## BEGIN DATA PROVIDED
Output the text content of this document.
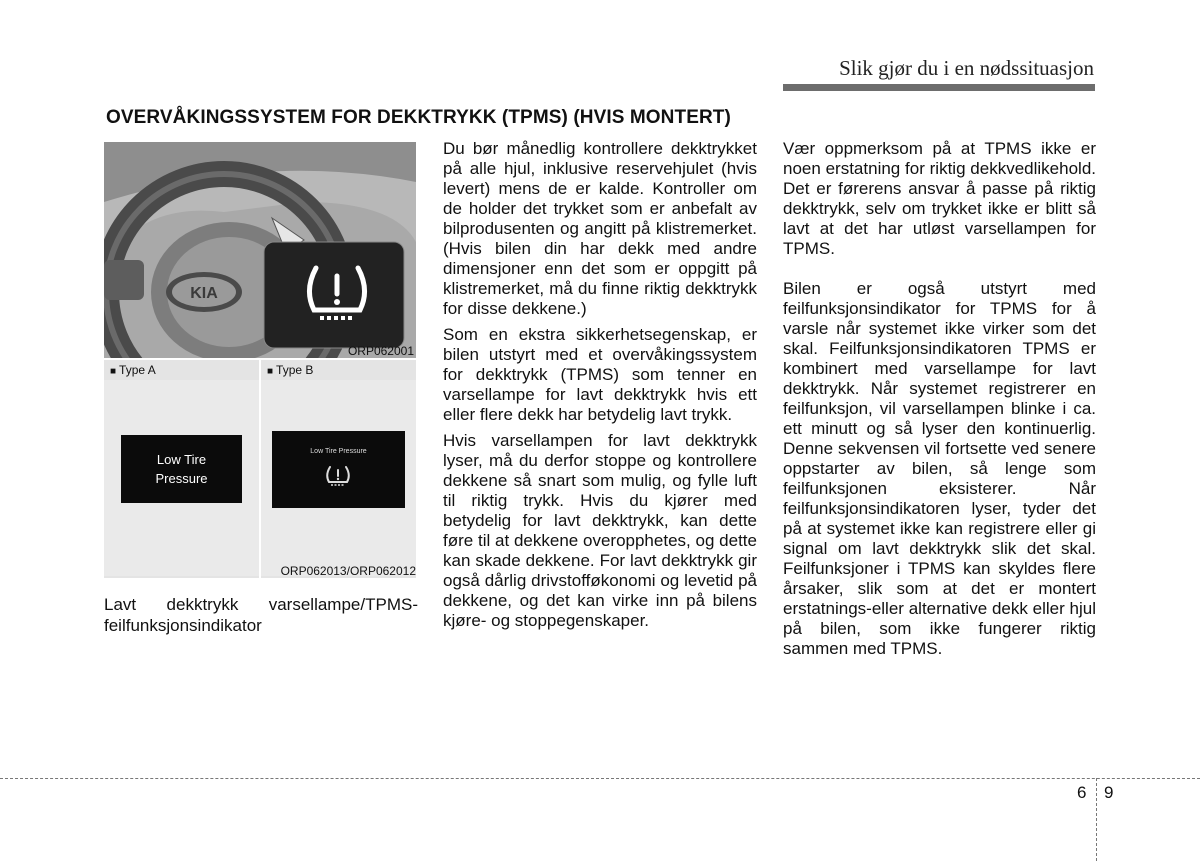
Slik gjør du i en nødssituasjon
OVERVÅKINGSSYSTEM FOR DEKKTRYKK (TPMS) (HVIS MONTERT)
KIA
ORP062001
■ Type A
Low Tire
Pressure
■ Type B
Low Tire Pressure
ORP062013/ORP062012
Lavt dekktrykk varsellampe/TPMS-feilfunksjonsindikator

Du bør månedlig kontrollere dekktrykket på alle hjul, inklusive reservehjulet (hvis levert) mens de er kalde. Kontroller om de holder det trykket som er anbefalt av bilprodusenten og angitt på klistremerket. (Hvis bilen din har dekk med andre dimensjoner enn det som er oppgitt på klistremerket, må du finne riktig dekktrykk for disse dekkene.)

Som en ekstra sikkerhetsegenskap, er bilen utstyrt med et overvåkingssystem for dekktrykk (TPMS) som tenner en varsellampe for lavt dekktrykk hvis ett eller flere dekk har betydelig lavt trykk.

Hvis varsellampen for lavt dekktrykk lyser, må du derfor stoppe og kontrollere dekkene så snart som mulig, og fylle luft til riktig trykk. Hvis du kjører med betydelig for lavt dekktrykk, kan dette føre til at dekkene overopphetes, og dette kan skade dekkene. For lavt dekktrykk gir også dårlig drivstofføkonomi og levetid på dekkene, og det kan virke inn på bilens kjøre- og stoppegenskaper.

Vær oppmerksom på at TPMS ikke er noen erstatning for riktig dekkvedlikehold. Det er førerens ansvar å passe på riktig dekktrykk, selv om trykket ikke er blitt så lavt at det har utløst varsellampen for TPMS.

Bilen er også utstyrt med feilfunksjonsindikator for TPMS for å varsle når systemet ikke virker som det skal. Feilfunksjonsindikatoren TPMS er kombinert med varsellampe for lavt dekktrykk. Når systemet registrerer en feilfunksjon, vil varsellampen blinke i ca. ett minutt og så lyser den kontinuerlig. Denne sekvensen vil fortsette ved senere oppstarter av bilen, så lenge som feilfunksjonen eksisterer. Når feilfunksjonsindikatoren lyser, tyder det på at systemet ikke kan registrere eller gi signal om lavt dekktrykk slik det skal. Feilfunksjoner i TPMS kan skyldes flere årsaker, slik som at det er montert erstatnings-eller alternative dekk eller hjul på bilen, som ikke fungerer riktig sammen med TPMS.

6 9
## END DATA PROVIDED
Transcribe all the data word for word; the images stay out.

Output the text content of this document.
Slik gjør du i en nødssituasjon
OVERVÅKINGSSYSTEM FOR DEKKTRYKK (TPMS) (HVIS MONTERT)
KIA
ORP062001
■ Type A
Low Tire
Pressure
■ Type B
Low Tire Pressure
ORP062013/ORP062012
Lavt dekktrykk varsellampe/TPMS-feilfunksjonsindikator

Du bør månedlig kontrollere dekktrykket på alle hjul, inklusive reservehjulet (hvis levert) mens de er kalde. Kontroller om de holder det trykket som er anbefalt av bilprodusenten og angitt på klistremerket. (Hvis bilen din har dekk med andre dimensjoner enn det som er oppgitt på klistremerket, må du finne riktig dekktrykk for disse dekkene.)

Som en ekstra sikkerhetsegenskap, er bilen utstyrt med et overvåkingssystem for dekktrykk (TPMS) som tenner en varsellampe for lavt dekktrykk hvis ett eller flere dekk har betydelig lavt trykk.

Hvis varsellampen for lavt dekktrykk lyser, må du derfor stoppe og kontrollere dekkene så snart som mulig, og fylle luft til riktig trykk. Hvis du kjører med betydelig for lavt dekktrykk, kan dette føre til at dekkene overopphetes, og dette kan skade dekkene. For lavt dekktrykk gir også dårlig drivstofføkonomi og levetid på dekkene, og det kan virke inn på bilens kjøre- og stoppegenskaper.

Vær oppmerksom på at TPMS ikke er noen erstatning for riktig dekkvedlikehold. Det er førerens ansvar å passe på riktig dekktrykk, selv om trykket ikke er blitt så lavt at det har utløst varsellampen for TPMS.

Bilen er også utstyrt med feilfunksjonsindikator for TPMS for å varsle når systemet ikke virker som det skal. Feilfunksjonsindikatoren TPMS er kombinert med varsellampe for lavt dekktrykk. Når systemet registrerer en feilfunksjon, vil varsellampen blinke i ca. ett minutt og så lyser den kontinuerlig. Denne sekvensen vil fortsette ved senere oppstarter av bilen, så lenge som feilfunksjonen eksisterer. Når feilfunksjonsindikatoren lyser, tyder det på at systemet ikke kan registrere eller gi signal om lavt dekktrykk slik det skal. Feilfunksjoner i TPMS kan skyldes flere årsaker, slik som at det er montert erstatnings-eller alternative dekk eller hjul på bilen, som ikke fungerer riktig sammen med TPMS.

6 9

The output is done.